=== RECORDS FOR THE EXERCISE ===

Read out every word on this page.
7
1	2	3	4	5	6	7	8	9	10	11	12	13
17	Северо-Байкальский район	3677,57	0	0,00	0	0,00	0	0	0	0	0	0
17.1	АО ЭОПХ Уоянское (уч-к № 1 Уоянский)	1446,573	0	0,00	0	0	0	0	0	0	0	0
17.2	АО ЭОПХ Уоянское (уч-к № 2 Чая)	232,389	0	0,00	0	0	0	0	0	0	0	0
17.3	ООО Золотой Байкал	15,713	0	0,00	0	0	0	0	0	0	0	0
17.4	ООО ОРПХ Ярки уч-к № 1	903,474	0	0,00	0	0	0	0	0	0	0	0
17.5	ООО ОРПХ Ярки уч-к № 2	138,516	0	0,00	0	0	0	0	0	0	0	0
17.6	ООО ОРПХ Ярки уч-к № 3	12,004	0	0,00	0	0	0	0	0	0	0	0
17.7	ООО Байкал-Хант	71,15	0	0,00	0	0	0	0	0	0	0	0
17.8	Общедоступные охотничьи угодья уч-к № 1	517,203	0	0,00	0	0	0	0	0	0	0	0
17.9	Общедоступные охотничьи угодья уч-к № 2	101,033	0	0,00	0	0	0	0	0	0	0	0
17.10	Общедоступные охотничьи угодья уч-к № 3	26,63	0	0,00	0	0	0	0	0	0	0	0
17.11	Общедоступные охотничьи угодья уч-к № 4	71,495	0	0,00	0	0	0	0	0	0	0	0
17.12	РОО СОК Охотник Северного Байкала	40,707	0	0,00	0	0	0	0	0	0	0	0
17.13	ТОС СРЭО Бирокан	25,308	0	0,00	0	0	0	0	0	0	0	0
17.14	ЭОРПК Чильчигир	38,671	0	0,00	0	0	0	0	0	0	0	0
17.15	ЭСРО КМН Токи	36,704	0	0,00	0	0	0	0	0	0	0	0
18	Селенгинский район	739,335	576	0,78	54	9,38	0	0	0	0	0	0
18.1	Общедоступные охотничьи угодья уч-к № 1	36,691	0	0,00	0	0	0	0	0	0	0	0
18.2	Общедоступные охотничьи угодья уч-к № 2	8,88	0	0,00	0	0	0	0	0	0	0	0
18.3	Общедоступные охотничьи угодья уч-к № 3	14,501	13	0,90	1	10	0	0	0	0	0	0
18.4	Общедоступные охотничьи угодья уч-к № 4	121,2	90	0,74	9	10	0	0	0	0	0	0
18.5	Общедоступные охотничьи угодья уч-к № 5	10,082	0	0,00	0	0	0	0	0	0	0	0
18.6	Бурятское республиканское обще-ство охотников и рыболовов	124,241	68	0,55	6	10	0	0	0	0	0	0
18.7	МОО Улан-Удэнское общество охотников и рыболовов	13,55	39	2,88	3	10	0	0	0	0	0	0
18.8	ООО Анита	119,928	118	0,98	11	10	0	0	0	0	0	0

===

§ **AIM**
Each of the records should be retyped exactly.

§ **COMPLETE OUTPUT**
Read out every word on this page.
7
1	2	3	4	5	6	7	8	9	10	11	12	13
17	Северо-Байкальский район	3677,57	0	0,00	0	0,00	0	0	0	0	0	0
17.1	АО ЭОПХ Уоянское (уч-к № 1 Уоянский)	1446,573	0	0,00	0	0	0	0	0	0	0	0
17.2	АО ЭОПХ Уоянское (уч-к № 2 Чая)	232,389	0	0,00	0	0	0	0	0	0	0	0
17.3	ООО Золотой Байкал	15,713	0	0,00	0	0	0	0	0	0	0	0
17.4	ООО ОРПХ Ярки уч-к № 1	903,474	0	0,00	0	0	0	0	0	0	0	0
17.5	ООО ОРПХ Ярки уч-к № 2	138,516	0	0,00	0	0	0	0	0	0	0	0
17.6	ООО ОРПХ Ярки уч-к № 3	12,004	0	0,00	0	0	0	0	0	0	0	0
17.7	ООО Байкал-Хант	71,15	0	0,00	0	0	0	0	0	0	0	0
17.8	Общедоступные охотничьи угодья уч-к № 1	517,203	0	0,00	0	0	0	0	0	0	0	0
17.9	Общедоступные охотничьи угодья уч-к № 2	101,033	0	0,00	0	0	0	0	0	0	0	0
17.10	Общедоступные охотничьи угодья уч-к № 3	26,63	0	0,00	0	0	0	0	0	0	0	0
17.11	Общедоступные охотничьи угодья уч-к № 4	71,495	0	0,00	0	0	0	0	0	0	0	0
17.12	РОО СОК Охотник Северного Байкала	40,707	0	0,00	0	0	0	0	0	0	0	0
17.13	ТОС СРЭО Бирокан	25,308	0	0,00	0	0	0	0	0	0	0	0
17.14	ЭОРПК Чильчигир	38,671	0	0,00	0	0	0	0	0	0	0	0
17.15	ЭСРО КМН Токи	36,704	0	0,00	0	0	0	0	0	0	0	0
18	Селенгинский район	739,335	576	0,78	54	9,38	0	0	0	0	0	0
18.1	Общедоступные охотничьи угодья уч-к № 1	36,691	0	0,00	0	0	0	0	0	0	0	0
18.2	Общедоступные охотничьи угодья уч-к № 2	8,88	0	0,00	0	0	0	0	0	0	0	0
18.3	Общедоступные охотничьи угодья уч-к № 3	14,501	13	0,90	1	10	0	0	0	0	0	0
18.4	Общедоступные охотничьи угодья уч-к № 4	121,2	90	0,74	9	10	0	0	0	0	0	0
18.5	Общедоступные охотничьи угодья уч-к № 5	10,082	0	0,00	0	0	0	0	0	0	0	0
18.6	Бурятское республиканское обще-ство охотников и рыболовов	124,241	68	0,55	6	10	0	0	0	0	0	0
18.7	МОО Улан-Удэнское общество охотников и рыболовов	13,55	39	2,88	3	10	0	0	0	0	0	0
18.8	ООО Анита	119,928	118	0,98	11	10	0	0	0	0	0	0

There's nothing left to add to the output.